Records for this task:
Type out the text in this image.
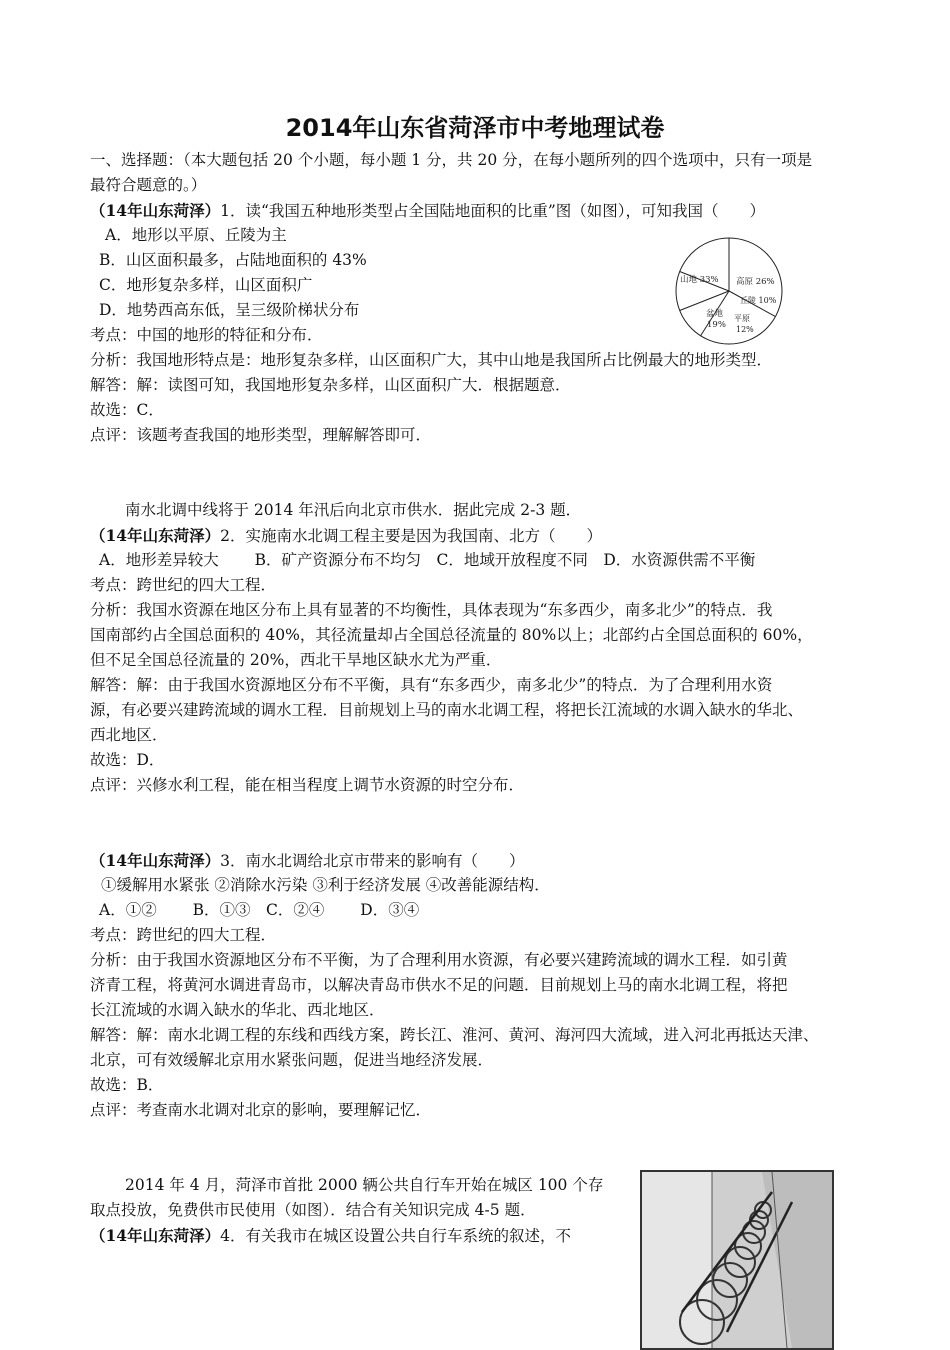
2014年山东省菏泽市中考地理试卷
一、选择题：（本大题包括 20 个小题，每小题 1 分，共 20 分，在每小题所列的四个选项中，只有一项是
最符合题意的。）
（14年山东菏泽）1．读“我国五种地形类型占全国陆地面积的比重”图（如图），可知我国（　　）
A．地形以平原、丘陵为主
B．山区面积最多，占陆地面积的 43%
C．地形复杂多样，山区面积广
D．地势西高东低，呈三级阶梯状分布
考点：中国的地形的特征和分布．
分析：我国地形特点是：地形复杂多样，山区面积广大，其中山地是我国所占比例最大的地形类型．
解答：解：读图可知，我国地形复杂多样，山区面积广大．根据题意．
故选：C．
点评：该题考查我国的地形类型，理解解答即可．
山地 33% 高原 26%
丘陵 10%
平原
12%
盆地
19%
南水北调中线将于 2014 年汛后向北京市供水．据此完成 2-3 题．
（14年山东菏泽）2．实施南水北调工程主要是因为我国南、北方（　　）
A．地形差异较大　　 B．矿产资源分布不均匀　C．地域开放程度不同　D．水资源供需不平衡
考点：跨世纪的四大工程．
分析：我国水资源在地区分布上具有显著的不均衡性，具体表现为“东多西少，南多北少”的特点．我
国南部约占全国总面积的 40%，其径流量却占全国总径流量的 80%以上；北部约占全国总面积的 60%，
但不足全国总径流量的 20%，西北干旱地区缺水尤为严重．
解答：解：由于我国水资源地区分布不平衡，具有“东多西少，南多北少”的特点．为了合理利用水资
源，有必要兴建跨流域的调水工程．目前规划上马的南水北调工程，将把长江流域的水调入缺水的华北、
西北地区．
故选：D．
点评：兴修水利工程，能在相当程度上调节水资源的时空分布．
（14年山东菏泽）3．南水北调给北京市带来的影响有（　　）
①缓解用水紧张 ②消除水污染 ③利于经济发展 ④改善能源结构．
A．①②　　 B．①③　C．②④　　 D．③④
考点：跨世纪的四大工程．
分析：由于我国水资源地区分布不平衡，为了合理利用水资源，有必要兴建跨流域的调水工程．如引黄
济青工程，将黄河水调进青岛市，以解决青岛市供水不足的问题．目前规划上马的南水北调工程，将把
长江流域的水调入缺水的华北、西北地区．
解答：解：南水北调工程的东线和西线方案，跨长江、淮河、黄河、海河四大流域，进入河北再抵达天津、
北京，可有效缓解北京用水紧张问题，促进当地经济发展．
故选：B．
点评：考查南水北调对北京的影响，要理解记忆．
2014 年 4 月，菏泽市首批 2000 辆公共自行车开始在城区 100 个存
取点投放，免费供市民使用（如图）．结合有关知识完成 4-5 题．
（14年山东菏泽）4．有关我市在城区设置公共自行车系统的叙述，不
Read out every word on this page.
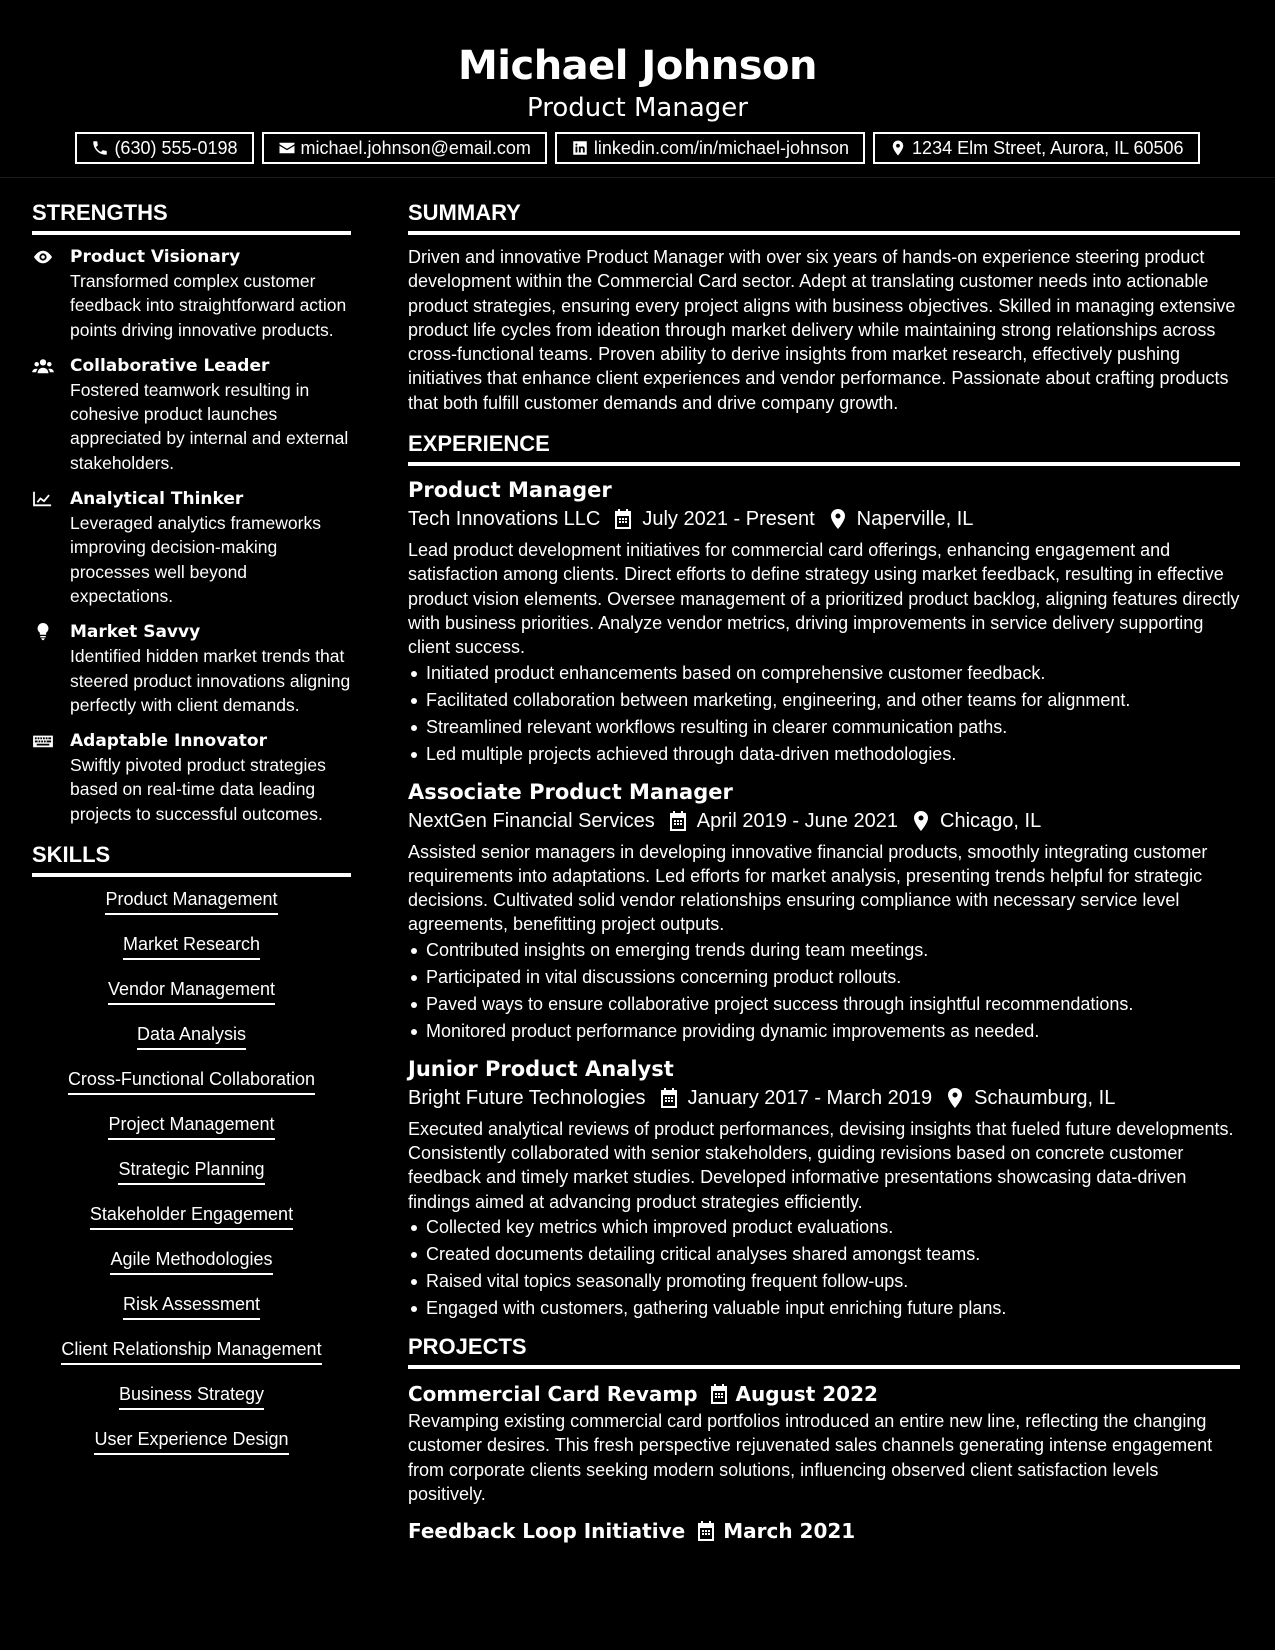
Michael Johnson
Product Manager
(630) 555-0198	michael.johnson@email.com	linkedin.com/in/michael-johnson	1234 Elm Street, Aurora, IL 60506
STRENGTHS
Product Visionary
Transformed complex customer feedback into straightforward action points driving innovative products.
Collaborative Leader
Fostered teamwork resulting in cohesive product launches appreciated by internal and external stakeholders.
Analytical Thinker
Leveraged analytics frameworks improving decision-making processes well beyond expectations.
Market Savvy
Identified hidden market trends that steered product innovations aligning perfectly with client demands.
Adaptable Innovator
Swiftly pivoted product strategies based on real-time data leading projects to successful outcomes.
SKILLS
Product Management
Market Research
Vendor Management
Data Analysis
Cross-Functional Collaboration
Project Management
Strategic Planning
Stakeholder Engagement
Agile Methodologies
Risk Assessment
Client Relationship Management
Business Strategy
User Experience Design
SUMMARY
Driven and innovative Product Manager with over six years of hands-on experience steering product development within the Commercial Card sector. Adept at translating customer needs into actionable product strategies, ensuring every project aligns with business objectives. Skilled in managing extensive product life cycles from ideation through market delivery while maintaining strong relationships across cross-functional teams. Proven ability to derive insights from market research, effectively pushing initiatives that enhance client experiences and vendor performance. Passionate about crafting products that both fulfill customer demands and drive company growth.
EXPERIENCE
Product Manager
Tech Innovations LLC July 2021 - Present Naperville, IL
Lead product development initiatives for commercial card offerings, enhancing engagement and satisfaction among clients. Direct efforts to define strategy using market feedback, resulting in effective product vision elements. Oversee management of a prioritized product backlog, aligning features directly with business priorities. Analyze vendor metrics, driving improvements in service delivery supporting client success.
Initiated product enhancements based on comprehensive customer feedback.
Facilitated collaboration between marketing, engineering, and other teams for alignment.
Streamlined relevant workflows resulting in clearer communication paths.
Led multiple projects achieved through data-driven methodologies.
Associate Product Manager
NextGen Financial Services April 2019 - June 2021 Chicago, IL
Assisted senior managers in developing innovative financial products, smoothly integrating customer requirements into adaptations. Led efforts for market analysis, presenting trends helpful for strategic decisions. Cultivated solid vendor relationships ensuring compliance with necessary service level agreements, benefitting project outputs.
Contributed insights on emerging trends during team meetings.
Participated in vital discussions concerning product rollouts.
Paved ways to ensure collaborative project success through insightful recommendations.
Monitored product performance providing dynamic improvements as needed.
Junior Product Analyst
Bright Future Technologies January 2017 - March 2019 Schaumburg, IL
Executed analytical reviews of product performances, devising insights that fueled future developments. Consistently collaborated with senior stakeholders, guiding revisions based on concrete customer feedback and timely market studies. Developed informative presentations showcasing data-driven findings aimed at advancing product strategies efficiently.
Collected key metrics which improved product evaluations.
Created documents detailing critical analyses shared amongst teams.
Raised vital topics seasonally promoting frequent follow-ups.
Engaged with customers, gathering valuable input enriching future plans.
PROJECTS
Commercial Card Revamp August 2022
Revamping existing commercial card portfolios introduced an entire new line, reflecting the changing customer desires. This fresh perspective rejuvenated sales channels generating intense engagement from corporate clients seeking modern solutions, influencing observed client satisfaction levels positively.
Feedback Loop Initiative March 2021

What needs to be done: List every line from the entries above in which "东多西少" appears.

Response below:
分析：我国水资源在地区分布上具有显著的不均衡性，具体表现为“东多西少，南多北少”的特点．我
解答：解：由于我国水资源地区分布不平衡，具有“东多西少，南多北少”的特点．为了合理利用水资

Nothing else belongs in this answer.